» **TASK TO CARRY OUT**
Copy the records below exactly as they are written.

══ GIVEN RECORDS ══

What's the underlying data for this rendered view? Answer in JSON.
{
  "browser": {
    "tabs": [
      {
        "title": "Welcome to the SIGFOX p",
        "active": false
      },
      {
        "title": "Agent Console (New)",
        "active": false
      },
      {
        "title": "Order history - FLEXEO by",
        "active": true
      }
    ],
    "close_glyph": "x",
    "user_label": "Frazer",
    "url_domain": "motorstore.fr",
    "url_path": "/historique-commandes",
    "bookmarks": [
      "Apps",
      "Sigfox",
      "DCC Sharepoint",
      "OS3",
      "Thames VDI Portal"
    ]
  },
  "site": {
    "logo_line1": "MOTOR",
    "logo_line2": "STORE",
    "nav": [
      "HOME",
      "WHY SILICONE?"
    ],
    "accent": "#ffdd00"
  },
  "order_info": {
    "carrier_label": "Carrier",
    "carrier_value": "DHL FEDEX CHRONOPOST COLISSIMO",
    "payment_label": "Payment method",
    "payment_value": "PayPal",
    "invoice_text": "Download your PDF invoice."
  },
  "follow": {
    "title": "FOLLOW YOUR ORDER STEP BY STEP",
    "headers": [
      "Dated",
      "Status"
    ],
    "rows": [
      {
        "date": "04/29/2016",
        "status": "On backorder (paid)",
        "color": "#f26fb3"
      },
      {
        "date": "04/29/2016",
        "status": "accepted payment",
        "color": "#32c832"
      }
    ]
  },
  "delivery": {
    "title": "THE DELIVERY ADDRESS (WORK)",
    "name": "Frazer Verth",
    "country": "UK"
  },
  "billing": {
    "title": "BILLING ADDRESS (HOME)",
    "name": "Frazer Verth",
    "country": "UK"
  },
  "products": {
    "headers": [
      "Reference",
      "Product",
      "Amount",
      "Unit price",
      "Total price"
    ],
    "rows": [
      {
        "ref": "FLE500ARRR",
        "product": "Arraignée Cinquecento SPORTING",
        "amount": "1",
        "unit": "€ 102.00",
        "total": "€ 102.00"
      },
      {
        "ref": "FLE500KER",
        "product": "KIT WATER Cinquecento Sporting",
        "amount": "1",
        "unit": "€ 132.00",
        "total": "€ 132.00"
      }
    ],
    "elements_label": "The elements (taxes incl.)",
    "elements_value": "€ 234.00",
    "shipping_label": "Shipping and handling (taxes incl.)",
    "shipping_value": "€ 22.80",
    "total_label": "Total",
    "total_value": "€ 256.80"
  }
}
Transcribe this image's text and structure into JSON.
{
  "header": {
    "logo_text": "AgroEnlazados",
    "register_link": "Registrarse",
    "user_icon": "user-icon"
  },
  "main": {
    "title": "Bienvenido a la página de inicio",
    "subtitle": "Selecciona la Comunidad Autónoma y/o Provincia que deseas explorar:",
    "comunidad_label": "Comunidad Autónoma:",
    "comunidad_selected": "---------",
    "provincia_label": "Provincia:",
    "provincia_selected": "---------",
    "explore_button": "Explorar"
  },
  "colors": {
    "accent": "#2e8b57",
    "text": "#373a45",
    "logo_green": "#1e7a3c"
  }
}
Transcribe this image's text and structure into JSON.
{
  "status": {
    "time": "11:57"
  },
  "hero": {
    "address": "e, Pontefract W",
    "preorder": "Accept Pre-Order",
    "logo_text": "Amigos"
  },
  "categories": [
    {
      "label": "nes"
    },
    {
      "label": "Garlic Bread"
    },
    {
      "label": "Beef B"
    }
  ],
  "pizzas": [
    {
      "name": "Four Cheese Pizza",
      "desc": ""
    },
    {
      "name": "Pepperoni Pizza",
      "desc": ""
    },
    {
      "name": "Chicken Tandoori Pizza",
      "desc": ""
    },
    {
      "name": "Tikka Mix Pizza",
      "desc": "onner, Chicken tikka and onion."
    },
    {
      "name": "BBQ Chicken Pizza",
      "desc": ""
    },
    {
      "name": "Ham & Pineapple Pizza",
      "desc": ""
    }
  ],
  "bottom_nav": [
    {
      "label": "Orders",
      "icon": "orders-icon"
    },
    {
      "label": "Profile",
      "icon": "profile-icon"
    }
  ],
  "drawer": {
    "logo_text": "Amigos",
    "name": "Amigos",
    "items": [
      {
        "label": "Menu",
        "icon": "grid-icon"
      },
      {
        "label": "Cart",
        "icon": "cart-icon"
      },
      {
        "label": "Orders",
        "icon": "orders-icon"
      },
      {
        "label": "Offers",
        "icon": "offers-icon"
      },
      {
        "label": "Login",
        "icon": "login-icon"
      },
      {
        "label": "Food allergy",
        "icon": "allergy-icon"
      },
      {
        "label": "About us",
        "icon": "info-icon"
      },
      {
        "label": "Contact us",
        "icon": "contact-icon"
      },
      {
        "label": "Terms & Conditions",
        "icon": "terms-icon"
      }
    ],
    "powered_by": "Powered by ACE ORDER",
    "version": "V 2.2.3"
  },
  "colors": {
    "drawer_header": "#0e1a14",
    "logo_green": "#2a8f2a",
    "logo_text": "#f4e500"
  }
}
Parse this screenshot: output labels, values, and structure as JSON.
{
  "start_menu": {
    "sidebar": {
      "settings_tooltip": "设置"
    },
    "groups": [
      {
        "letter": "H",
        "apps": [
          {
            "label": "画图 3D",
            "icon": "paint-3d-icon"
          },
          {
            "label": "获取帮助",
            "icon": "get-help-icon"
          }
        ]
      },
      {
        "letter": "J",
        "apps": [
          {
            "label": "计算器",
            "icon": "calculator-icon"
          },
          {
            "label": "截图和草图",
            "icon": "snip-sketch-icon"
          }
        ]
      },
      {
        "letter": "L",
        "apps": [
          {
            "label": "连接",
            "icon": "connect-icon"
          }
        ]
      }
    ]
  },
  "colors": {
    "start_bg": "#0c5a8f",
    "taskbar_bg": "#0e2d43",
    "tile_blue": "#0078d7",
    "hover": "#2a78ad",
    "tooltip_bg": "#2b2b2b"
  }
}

═══

» **WRITTEN SOLUTION**
What's the underlying data for this rendered view? Answer in JSON.
{
  "browser": {
    "tabs": [
      {
        "title": "Welcome to the SIGFOX p",
        "active": false
      },
      {
        "title": "Agent Console (New)",
        "active": false
      },
      {
        "title": "Order history - FLEXEO by",
        "active": true
      }
    ],
    "close_glyph": "x",
    "user_label": "Frazer",
    "url_domain": "motorstore.fr",
    "url_path": "/historique-commandes",
    "bookmarks": [
      "Apps",
      "Sigfox",
      "DCC Sharepoint",
      "OS3",
      "Thames VDI Portal"
    ]
  },
  "site": {
    "logo_line1": "MOTOR",
    "logo_line2": "STORE",
    "nav": [
      "HOME",
      "WHY SILICONE?"
    ],
    "accent": "#ffdd00"
  },
  "order_info": {
    "carrier_label": "Carrier",
    "carrier_value": "DHL FEDEX CHRONOPOST COLISSIMO",
    "payment_label": "Payment method",
    "payment_value": "PayPal",
    "invoice_text": "Download your PDF invoice."
  },
  "follow": {
    "title": "FOLLOW YOUR ORDER STEP BY STEP",
    "headers": [
      "Dated",
      "Status"
    ],
    "rows": [
      {
        "date": "04/29/2016",
        "status": "On backorder (paid)",
        "color": "#f26fb3"
      },
      {
        "date": "04/29/2016",
        "status": "accepted payment",
        "color": "#32c832"
      }
    ]
  },
  "delivery": {
    "title": "THE DELIVERY ADDRESS (WORK)",
    "name": "Frazer Verth",
    "country": "UK"
  },
  "billing": {
    "title": "BILLING ADDRESS (HOME)",
    "name": "Frazer Verth",
    "country": "UK"
  },
  "products": {
    "headers": [
      "Reference",
      "Product",
      "Amount",
      "Unit price",
      "Total price"
    ],
    "rows": [
      {
        "ref": "FLE500ARRR",
        "product": "Arraignée Cinquecento SPORTING",
        "amount": "1",
        "unit": "€ 102.00",
        "total": "€ 102.00"
      },
      {
        "ref": "FLE500KER",
        "product": "KIT WATER Cinquecento Sporting",
        "amount": "1",
        "unit": "€ 132.00",
        "total": "€ 132.00"
      }
    ],
    "elements_label": "The elements (taxes incl.)",
    "elements_value": "€ 234.00",
    "shipping_label": "Shipping and handling (taxes incl.)",
    "shipping_value": "€ 22.80",
    "total_label": "Total",
    "total_value": "€ 256.80"
  }
}
Transcribe this image's text and structure into JSON.
{
  "header": {
    "logo_text": "AgroEnlazados",
    "register_link": "Registrarse",
    "user_icon": "user-icon"
  },
  "main": {
    "title": "Bienvenido a la página de inicio",
    "subtitle": "Selecciona la Comunidad Autónoma y/o Provincia que deseas explorar:",
    "comunidad_label": "Comunidad Autónoma:",
    "comunidad_selected": "---------",
    "provincia_label": "Provincia:",
    "provincia_selected": "---------",
    "explore_button": "Explorar"
  },
  "colors": {
    "accent": "#2e8b57",
    "text": "#373a45",
    "logo_green": "#1e7a3c"
  }
}
Transcribe this image's text and structure into JSON.
{
  "status": {
    "time": "11:57"
  },
  "hero": {
    "address": "e, Pontefract W",
    "preorder": "Accept Pre-Order",
    "logo_text": "Amigos"
  },
  "categories": [
    {
      "label": "nes"
    },
    {
      "label": "Garlic Bread"
    },
    {
      "label": "Beef B"
    }
  ],
  "pizzas": [
    {
      "name": "Four Cheese Pizza",
      "desc": ""
    },
    {
      "name": "Pepperoni Pizza",
      "desc": ""
    },
    {
      "name": "Chicken Tandoori Pizza",
      "desc": ""
    },
    {
      "name": "Tikka Mix Pizza",
      "desc": "onner, Chicken tikka and onion."
    },
    {
      "name": "BBQ Chicken Pizza",
      "desc": ""
    },
    {
      "name": "Ham & Pineapple Pizza",
      "desc": ""
    }
  ],
  "bottom_nav": [
    {
      "label": "Orders",
      "icon": "orders-icon"
    },
    {
      "label": "Profile",
      "icon": "profile-icon"
    }
  ],
  "drawer": {
    "logo_text": "Amigos",
    "name": "Amigos",
    "items": [
      {
        "label": "Menu",
        "icon": "grid-icon"
      },
      {
        "label": "Cart",
        "icon": "cart-icon"
      },
      {
        "label": "Orders",
        "icon": "orders-icon"
      },
      {
        "label": "Offers",
        "icon": "offers-icon"
      },
      {
        "label": "Login",
        "icon": "login-icon"
      },
      {
        "label": "Food allergy",
        "icon": "allergy-icon"
      },
      {
        "label": "About us",
        "icon": "info-icon"
      },
      {
        "label": "Contact us",
        "icon": "contact-icon"
      },
      {
        "label": "Terms & Conditions",
        "icon": "terms-icon"
      }
    ],
    "powered_by": "Powered by ACE ORDER",
    "version": "V 2.2.3"
  },
  "colors": {
    "drawer_header": "#0e1a14",
    "logo_green": "#2a8f2a",
    "logo_text": "#f4e500"
  }
}
Parse this screenshot: output labels, values, and structure as JSON.
{
  "start_menu": {
    "sidebar": {
      "settings_tooltip": "设置"
    },
    "groups": [
      {
        "letter": "H",
        "apps": [
          {
            "label": "画图 3D",
            "icon": "paint-3d-icon"
          },
          {
            "label": "获取帮助",
            "icon": "get-help-icon"
          }
        ]
      },
      {
        "letter": "J",
        "apps": [
          {
            "label": "计算器",
            "icon": "calculator-icon"
          },
          {
            "label": "截图和草图",
            "icon": "snip-sketch-icon"
          }
        ]
      },
      {
        "letter": "L",
        "apps": [
          {
            "label": "连接",
            "icon": "connect-icon"
          }
        ]
      }
    ]
  },
  "colors": {
    "start_bg": "#0c5a8f",
    "taskbar_bg": "#0e2d43",
    "tile_blue": "#0078d7",
    "hover": "#2a78ad",
    "tooltip_bg": "#2b2b2b"
  }
}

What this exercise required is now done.